**Instruction**
Copy each line that has the string "logo" somewhere in it.

/---

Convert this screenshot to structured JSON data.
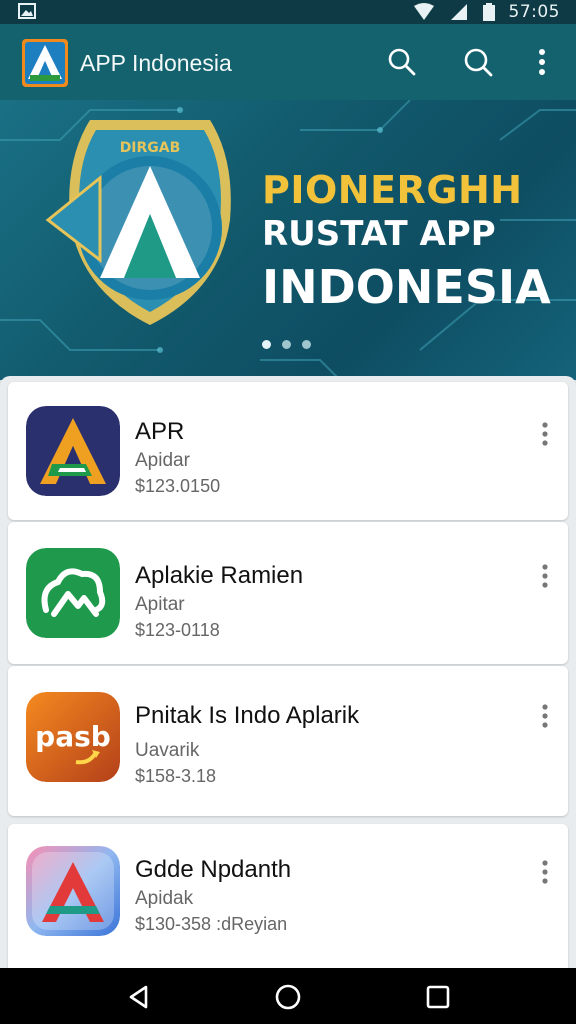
{
  "status_bar": {
    "time": "57:05",
    "icons": [
      "gallery-icon",
      "wifi-icon",
      "signal-icon",
      "battery-icon"
    ]
  },
  "app_bar": {
    "title": "APP Indonesia",
    "actions": [
      "search-icon",
      "search-icon",
      "more-vert-icon"
    ]
  },
  "banner": {
    "line1": "PIONERGHH",
    "line2": "RUSTAT APP",
    "line3": "INDONESIA",
    "emblem_text": "DIRGAB",
    "slide_count": 3,
    "active_slide": 1,
    "colors": {
      "gold": "#f1c23a",
      "teal": "#125a6d"
    }
  },
  "apps": [
    {
      "name": "APR",
      "developer": "Apidar",
      "price": "$123.0150",
      "icon": "app-a-logo-icon"
    },
    {
      "name": "Aplakie Ramien",
      "developer": "Apitar",
      "price": "$123-0118",
      "icon": "cloud-mountain-logo-icon"
    },
    {
      "name": "Pnitak Is Indo Aplarik",
      "developer": "Uavarik",
      "price": "$158-3.18",
      "icon": "pasb-logo-icon",
      "icon_text": "pasb"
    },
    {
      "name": "Gdde Npdanth",
      "developer": "Apidak",
      "price": "$130-358 :dReyian",
      "icon": "rainbow-a-logo-icon"
    }
  ],
  "nav": [
    "back-icon",
    "home-icon",
    "recents-icon"
  ]
}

\---

**Exercise response**
      "icon": "app-a-logo-icon"
      "icon": "cloud-mountain-logo-icon"
      "icon": "pasb-logo-icon",
      "icon": "rainbow-a-logo-icon"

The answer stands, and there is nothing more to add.